Supplied information:
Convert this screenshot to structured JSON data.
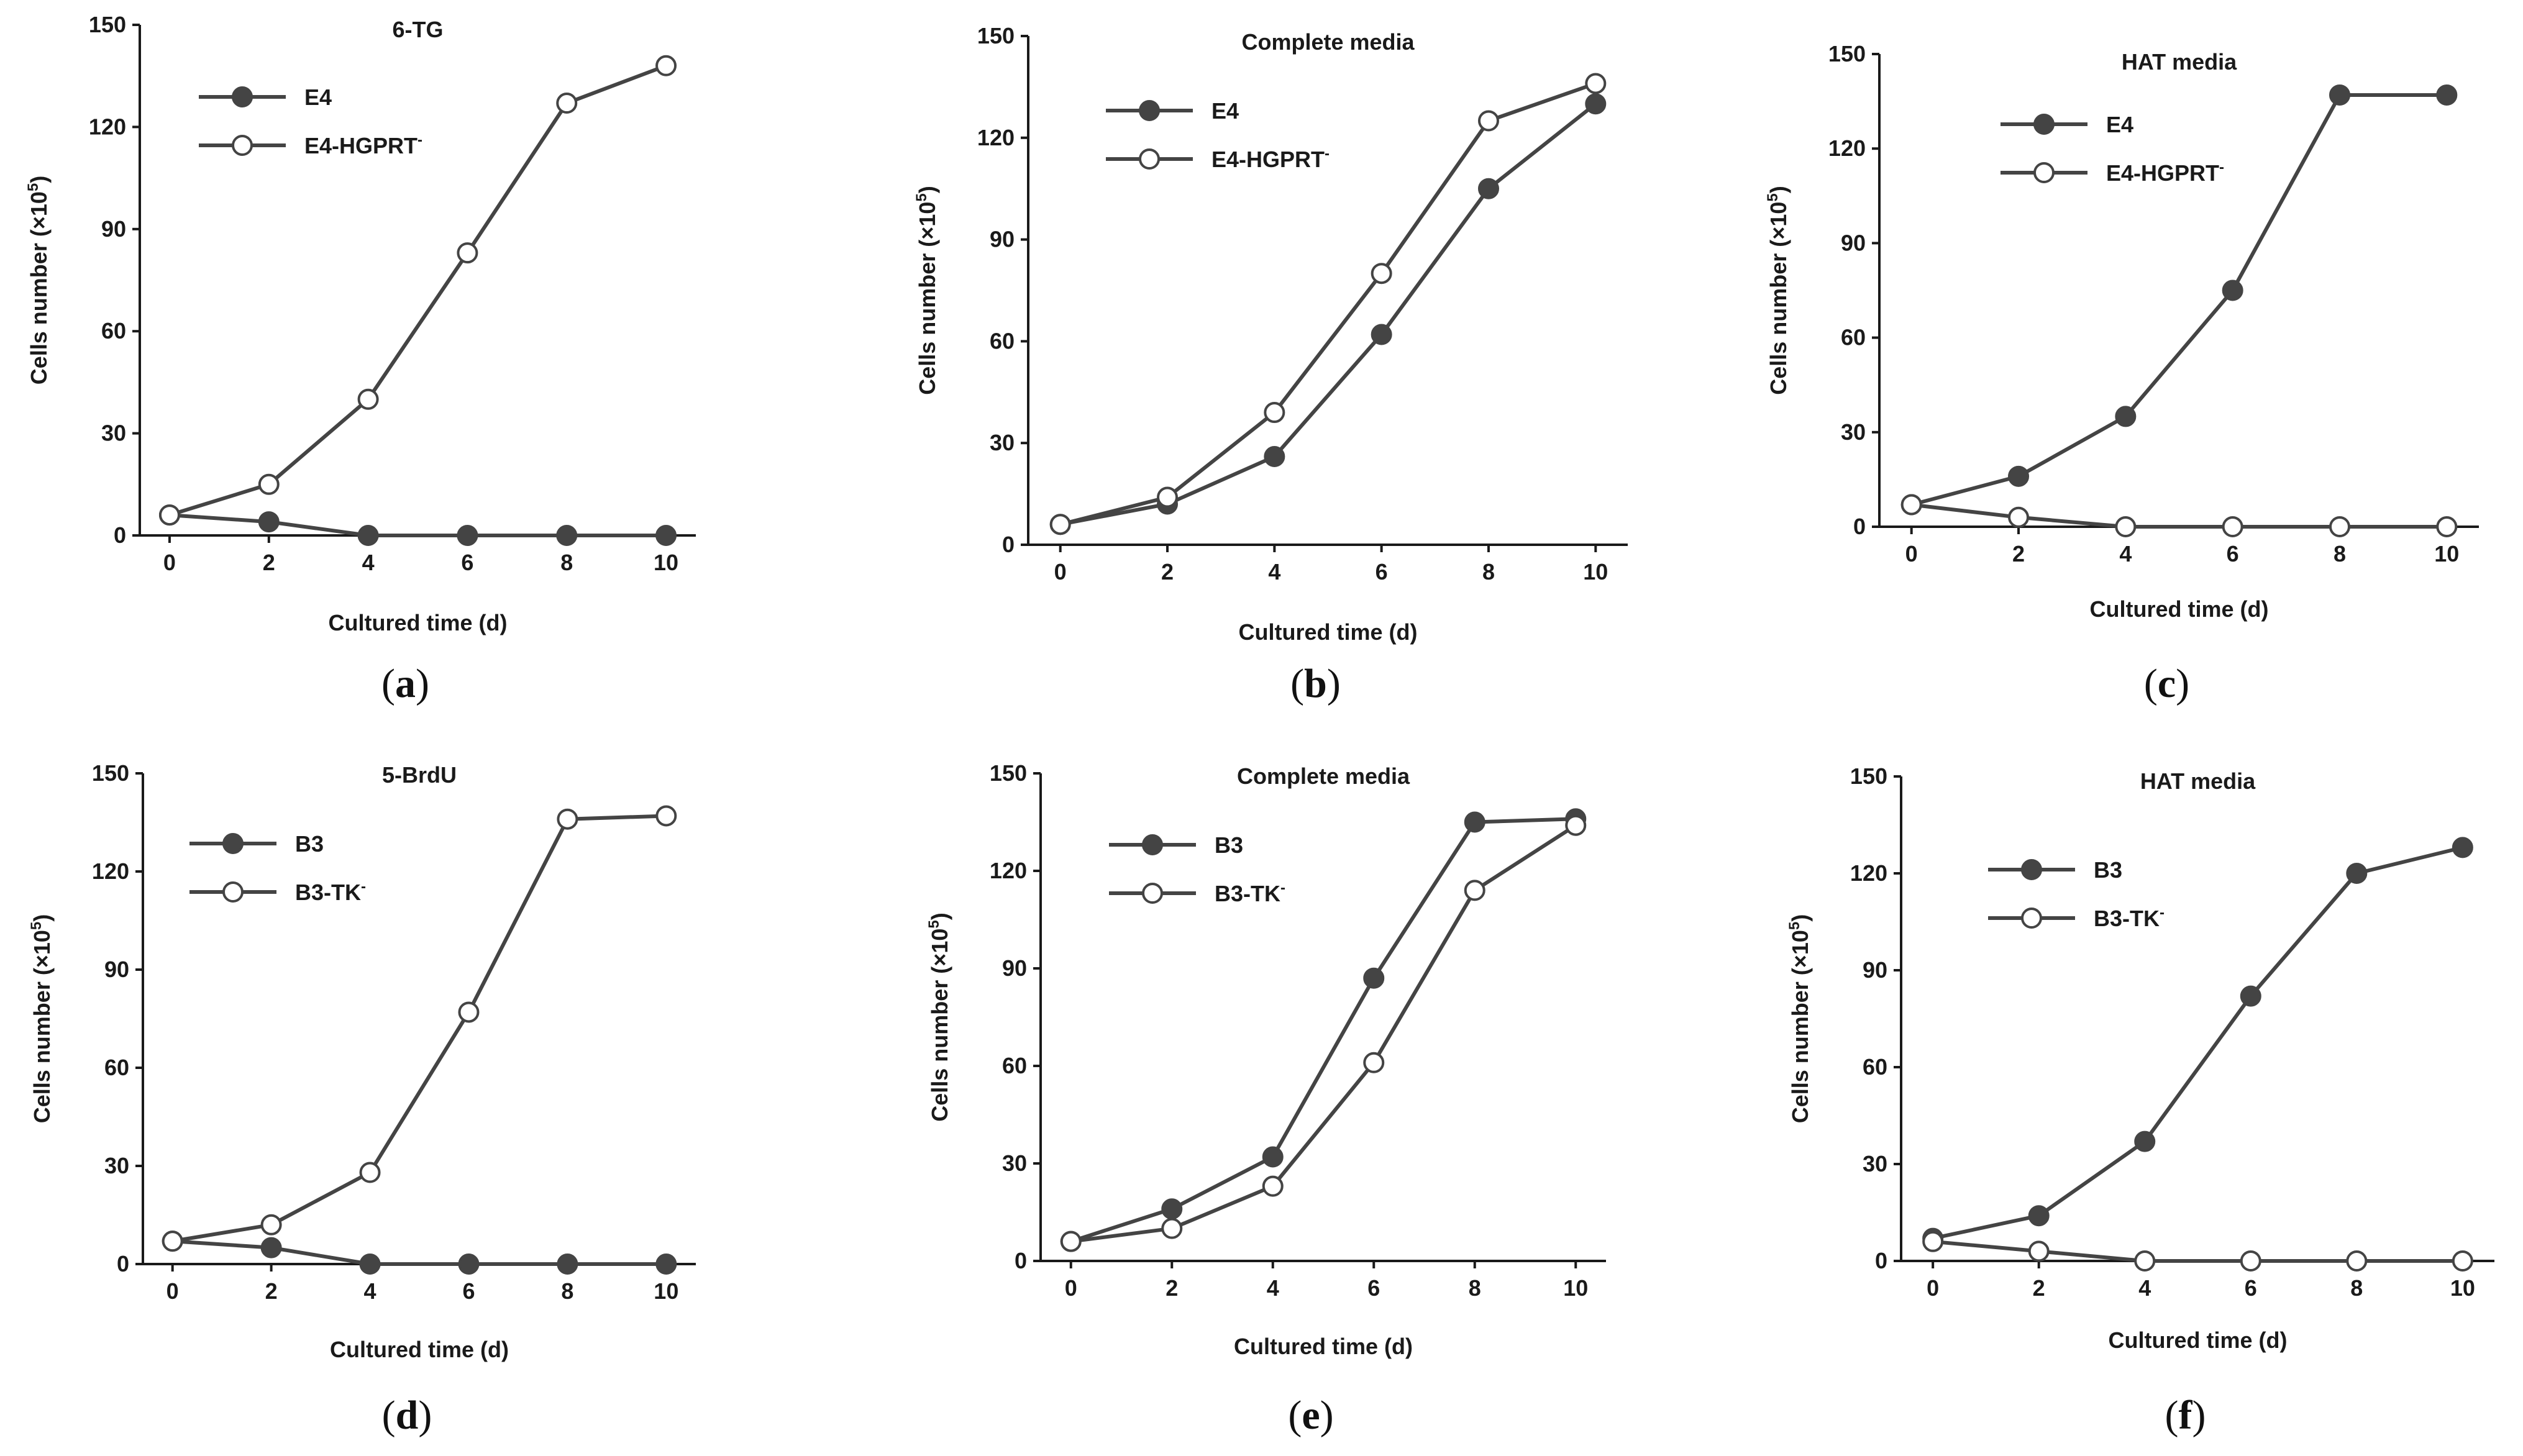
{
  "colors": {
    "line": "#444444",
    "filled_marker": "#444444",
    "open_marker_fill": "#ffffff",
    "text": "#1a1a1a"
  },
  "chart_data": [
    {
      "panel": "(a)",
      "panel_letter": "a",
      "type": "line",
      "title": "6-TG",
      "xlabel": "Cultured time (d)",
      "ylabel": "Cells number (×10",
      "ylabel_sup": "5",
      "ylabel_end": ")",
      "xlim": [
        -0.6,
        10.6
      ],
      "ylim": [
        0,
        150
      ],
      "xticks": [
        0,
        2,
        4,
        6,
        8,
        10
      ],
      "yticks": [
        0,
        30,
        60,
        90,
        120,
        150
      ],
      "legend_position": "top-left",
      "x": [
        0,
        2,
        4,
        6,
        8,
        10
      ],
      "series": [
        {
          "name": "E4",
          "marker": "filled",
          "values": [
            6,
            4,
            0,
            0,
            0,
            0
          ]
        },
        {
          "name": "E4-HGPRT",
          "name_sup": "-",
          "marker": "open",
          "values": [
            6,
            15,
            40,
            83,
            127,
            138
          ]
        }
      ]
    },
    {
      "panel": "(b)",
      "panel_letter": "b",
      "type": "line",
      "title": "Complete media",
      "xlabel": "Cultured time (d)",
      "ylabel": "Cells number (×10",
      "ylabel_sup": "5",
      "ylabel_end": ")",
      "xlim": [
        -0.6,
        10.6
      ],
      "ylim": [
        0,
        150
      ],
      "xticks": [
        0,
        2,
        4,
        6,
        8,
        10
      ],
      "yticks": [
        0,
        30,
        60,
        90,
        120,
        150
      ],
      "legend_position": "top-left",
      "x": [
        0,
        2,
        4,
        6,
        8,
        10
      ],
      "series": [
        {
          "name": "E4",
          "marker": "filled",
          "values": [
            6,
            12,
            26,
            62,
            105,
            130
          ]
        },
        {
          "name": "E4-HGPRT",
          "name_sup": "-",
          "marker": "open",
          "values": [
            6,
            14,
            39,
            80,
            125,
            136
          ]
        }
      ]
    },
    {
      "panel": "(c)",
      "panel_letter": "c",
      "type": "line",
      "title": "HAT media",
      "xlabel": "Cultured time (d)",
      "ylabel": "Cells number (×10",
      "ylabel_sup": "5",
      "ylabel_end": ")",
      "xlim": [
        -0.6,
        10.6
      ],
      "ylim": [
        0,
        150
      ],
      "xticks": [
        0,
        2,
        4,
        6,
        8,
        10
      ],
      "yticks": [
        0,
        30,
        60,
        90,
        120,
        150
      ],
      "legend_position": "top-left",
      "x": [
        0,
        2,
        4,
        6,
        8,
        10
      ],
      "series": [
        {
          "name": "E4",
          "marker": "filled",
          "values": [
            7,
            16,
            35,
            75,
            137,
            137
          ]
        },
        {
          "name": "E4-HGPRT",
          "name_sup": "-",
          "marker": "open",
          "values": [
            7,
            3,
            0,
            0,
            0,
            0
          ]
        }
      ]
    },
    {
      "panel": "(d)",
      "panel_letter": "d",
      "type": "line",
      "title": "5-BrdU",
      "xlabel": "Cultured time (d)",
      "ylabel": "Cells number (×10",
      "ylabel_sup": "5",
      "ylabel_end": ")",
      "xlim": [
        -0.6,
        10.6
      ],
      "ylim": [
        0,
        150
      ],
      "xticks": [
        0,
        2,
        4,
        6,
        8,
        10
      ],
      "yticks": [
        0,
        30,
        60,
        90,
        120,
        150
      ],
      "legend_position": "top-left",
      "x": [
        0,
        2,
        4,
        6,
        8,
        10
      ],
      "series": [
        {
          "name": "B3",
          "marker": "filled",
          "values": [
            7,
            5,
            0,
            0,
            0,
            0
          ]
        },
        {
          "name": "B3-TK",
          "name_sup": "-",
          "marker": "open",
          "values": [
            7,
            12,
            28,
            77,
            136,
            137
          ]
        }
      ]
    },
    {
      "panel": "(e)",
      "panel_letter": "e",
      "type": "line",
      "title": "Complete media",
      "xlabel": "Cultured time (d)",
      "ylabel": "Cells number (×10",
      "ylabel_sup": "5",
      "ylabel_end": ")",
      "xlim": [
        -0.6,
        10.6
      ],
      "ylim": [
        0,
        150
      ],
      "xticks": [
        0,
        2,
        4,
        6,
        8,
        10
      ],
      "yticks": [
        0,
        30,
        60,
        90,
        120,
        150
      ],
      "legend_position": "top-left",
      "x": [
        0,
        2,
        4,
        6,
        8,
        10
      ],
      "series": [
        {
          "name": "B3",
          "marker": "filled",
          "values": [
            6,
            16,
            32,
            87,
            135,
            136
          ]
        },
        {
          "name": "B3-TK",
          "name_sup": "-",
          "marker": "open",
          "values": [
            6,
            10,
            23,
            61,
            114,
            134
          ]
        }
      ]
    },
    {
      "panel": "(f)",
      "panel_letter": "f",
      "type": "line",
      "title": "HAT media",
      "xlabel": "Cultured time (d)",
      "ylabel": "Cells number (×10",
      "ylabel_sup": "5",
      "ylabel_end": ")",
      "xlim": [
        -0.6,
        10.6
      ],
      "ylim": [
        0,
        150
      ],
      "xticks": [
        0,
        2,
        4,
        6,
        8,
        10
      ],
      "yticks": [
        0,
        30,
        60,
        90,
        120,
        150
      ],
      "legend_position": "top-left",
      "x": [
        0,
        2,
        4,
        6,
        8,
        10
      ],
      "series": [
        {
          "name": "B3",
          "marker": "filled",
          "values": [
            7,
            14,
            37,
            82,
            120,
            128
          ]
        },
        {
          "name": "B3-TK",
          "name_sup": "-",
          "marker": "open",
          "values": [
            6,
            3,
            0,
            0,
            0,
            0
          ]
        }
      ]
    }
  ]
}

What to work on:
Transcribe all of the material exactly, leaving out whatever pictures it contains.

Full answer:
Convert this screenshot to structured JSON data.
{
  "colors": {
    "line": "#444444",
    "filled_marker": "#444444",
    "open_marker_fill": "#ffffff",
    "text": "#1a1a1a"
  },
  "chart_data": [
    {
      "panel": "(a)",
      "panel_letter": "a",
      "type": "line",
      "title": "6-TG",
      "xlabel": "Cultured time (d)",
      "ylabel": "Cells number (×10",
      "ylabel_sup": "5",
      "ylabel_end": ")",
      "xlim": [
        -0.6,
        10.6
      ],
      "ylim": [
        0,
        150
      ],
      "xticks": [
        0,
        2,
        4,
        6,
        8,
        10
      ],
      "yticks": [
        0,
        30,
        60,
        90,
        120,
        150
      ],
      "legend_position": "top-left",
      "x": [
        0,
        2,
        4,
        6,
        8,
        10
      ],
      "series": [
        {
          "name": "E4",
          "marker": "filled",
          "values": [
            6,
            4,
            0,
            0,
            0,
            0
          ]
        },
        {
          "name": "E4-HGPRT",
          "name_sup": "-",
          "marker": "open",
          "values": [
            6,
            15,
            40,
            83,
            127,
            138
          ]
        }
      ]
    },
    {
      "panel": "(b)",
      "panel_letter": "b",
      "type": "line",
      "title": "Complete media",
      "xlabel": "Cultured time (d)",
      "ylabel": "Cells number (×10",
      "ylabel_sup": "5",
      "ylabel_end": ")",
      "xlim": [
        -0.6,
        10.6
      ],
      "ylim": [
        0,
        150
      ],
      "xticks": [
        0,
        2,
        4,
        6,
        8,
        10
      ],
      "yticks": [
        0,
        30,
        60,
        90,
        120,
        150
      ],
      "legend_position": "top-left",
      "x": [
        0,
        2,
        4,
        6,
        8,
        10
      ],
      "series": [
        {
          "name": "E4",
          "marker": "filled",
          "values": [
            6,
            12,
            26,
            62,
            105,
            130
          ]
        },
        {
          "name": "E4-HGPRT",
          "name_sup": "-",
          "marker": "open",
          "values": [
            6,
            14,
            39,
            80,
            125,
            136
          ]
        }
      ]
    },
    {
      "panel": "(c)",
      "panel_letter": "c",
      "type": "line",
      "title": "HAT media",
      "xlabel": "Cultured time (d)",
      "ylabel": "Cells number (×10",
      "ylabel_sup": "5",
      "ylabel_end": ")",
      "xlim": [
        -0.6,
        10.6
      ],
      "ylim": [
        0,
        150
      ],
      "xticks": [
        0,
        2,
        4,
        6,
        8,
        10
      ],
      "yticks": [
        0,
        30,
        60,
        90,
        120,
        150
      ],
      "legend_position": "top-left",
      "x": [
        0,
        2,
        4,
        6,
        8,
        10
      ],
      "series": [
        {
          "name": "E4",
          "marker": "filled",
          "values": [
            7,
            16,
            35,
            75,
            137,
            137
          ]
        },
        {
          "name": "E4-HGPRT",
          "name_sup": "-",
          "marker": "open",
          "values": [
            7,
            3,
            0,
            0,
            0,
            0
          ]
        }
      ]
    },
    {
      "panel": "(d)",
      "panel_letter": "d",
      "type": "line",
      "title": "5-BrdU",
      "xlabel": "Cultured time (d)",
      "ylabel": "Cells number (×10",
      "ylabel_sup": "5",
      "ylabel_end": ")",
      "xlim": [
        -0.6,
        10.6
      ],
      "ylim": [
        0,
        150
      ],
      "xticks": [
        0,
        2,
        4,
        6,
        8,
        10
      ],
      "yticks": [
        0,
        30,
        60,
        90,
        120,
        150
      ],
      "legend_position": "top-left",
      "x": [
        0,
        2,
        4,
        6,
        8,
        10
      ],
      "series": [
        {
          "name": "B3",
          "marker": "filled",
          "values": [
            7,
            5,
            0,
            0,
            0,
            0
          ]
        },
        {
          "name": "B3-TK",
          "name_sup": "-",
          "marker": "open",
          "values": [
            7,
            12,
            28,
            77,
            136,
            137
          ]
        }
      ]
    },
    {
      "panel": "(e)",
      "panel_letter": "e",
      "type": "line",
      "title": "Complete media",
      "xlabel": "Cultured time (d)",
      "ylabel": "Cells number (×10",
      "ylabel_sup": "5",
      "ylabel_end": ")",
      "xlim": [
        -0.6,
        10.6
      ],
      "ylim": [
        0,
        150
      ],
      "xticks": [
        0,
        2,
        4,
        6,
        8,
        10
      ],
      "yticks": [
        0,
        30,
        60,
        90,
        120,
        150
      ],
      "legend_position": "top-left",
      "x": [
        0,
        2,
        4,
        6,
        8,
        10
      ],
      "series": [
        {
          "name": "B3",
          "marker": "filled",
          "values": [
            6,
            16,
            32,
            87,
            135,
            136
          ]
        },
        {
          "name": "B3-TK",
          "name_sup": "-",
          "marker": "open",
          "values": [
            6,
            10,
            23,
            61,
            114,
            134
          ]
        }
      ]
    },
    {
      "panel": "(f)",
      "panel_letter": "f",
      "type": "line",
      "title": "HAT media",
      "xlabel": "Cultured time (d)",
      "ylabel": "Cells number (×10",
      "ylabel_sup": "5",
      "ylabel_end": ")",
      "xlim": [
        -0.6,
        10.6
      ],
      "ylim": [
        0,
        150
      ],
      "xticks": [
        0,
        2,
        4,
        6,
        8,
        10
      ],
      "yticks": [
        0,
        30,
        60,
        90,
        120,
        150
      ],
      "legend_position": "top-left",
      "x": [
        0,
        2,
        4,
        6,
        8,
        10
      ],
      "series": [
        {
          "name": "B3",
          "marker": "filled",
          "values": [
            7,
            14,
            37,
            82,
            120,
            128
          ]
        },
        {
          "name": "B3-TK",
          "name_sup": "-",
          "marker": "open",
          "values": [
            6,
            3,
            0,
            0,
            0,
            0
          ]
        }
      ]
    }
  ]
}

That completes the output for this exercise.